[Data extracted from a collection]
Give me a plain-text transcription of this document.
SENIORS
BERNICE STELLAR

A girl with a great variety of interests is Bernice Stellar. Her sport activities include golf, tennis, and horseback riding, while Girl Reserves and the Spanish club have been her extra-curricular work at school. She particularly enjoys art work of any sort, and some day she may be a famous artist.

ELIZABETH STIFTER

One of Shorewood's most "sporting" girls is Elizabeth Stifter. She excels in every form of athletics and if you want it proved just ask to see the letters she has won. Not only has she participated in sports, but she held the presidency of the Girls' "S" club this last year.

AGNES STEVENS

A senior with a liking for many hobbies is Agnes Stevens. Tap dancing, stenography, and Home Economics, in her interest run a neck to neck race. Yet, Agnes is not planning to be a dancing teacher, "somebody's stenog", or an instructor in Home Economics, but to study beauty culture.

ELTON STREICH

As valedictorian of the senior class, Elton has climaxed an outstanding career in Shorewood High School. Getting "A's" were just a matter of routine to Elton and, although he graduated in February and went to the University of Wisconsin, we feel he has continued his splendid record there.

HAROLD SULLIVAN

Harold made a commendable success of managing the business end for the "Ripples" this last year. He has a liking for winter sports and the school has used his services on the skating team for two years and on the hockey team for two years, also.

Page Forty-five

→ **The task**:
Reproduce all of the records exactly.

→ **Expected answer**:
Give me a plain-text transcription of this document.
SENIORS
BERNICE STELLAR

A girl with a great variety of interests is Bernice Stellar. Her sport activities include golf, tennis, and horseback riding, while Girl Reserves and the Spanish club have been her extra-curricular work at school. She particularly enjoys art work of any sort, and some day she may be a famous artist.

ELIZABETH STIFTER

One of Shorewood's most "sporting" girls is Elizabeth Stifter. She excels in every form of athletics and if you want it proved just ask to see the letters she has won. Not only has she participated in sports, but she held the presidency of the Girls' "S" club this last year.

AGNES STEVENS

A senior with a liking for many hobbies is Agnes Stevens. Tap dancing, stenography, and Home Economics, in her interest run a neck to neck race. Yet, Agnes is not planning to be a dancing teacher, "somebody's stenog", or an instructor in Home Economics, but to study beauty culture.

ELTON STREICH

As valedictorian of the senior class, Elton has climaxed an outstanding career in Shorewood High School. Getting "A's" were just a matter of routine to Elton and, although he graduated in February and went to the University of Wisconsin, we feel he has continued his splendid record there.

HAROLD SULLIVAN

Harold made a commendable success of managing the business end for the "Ripples" this last year. He has a liking for winter sports and the school has used his services on the skating team for two years and on the hockey team for two years, also.

Page Forty-five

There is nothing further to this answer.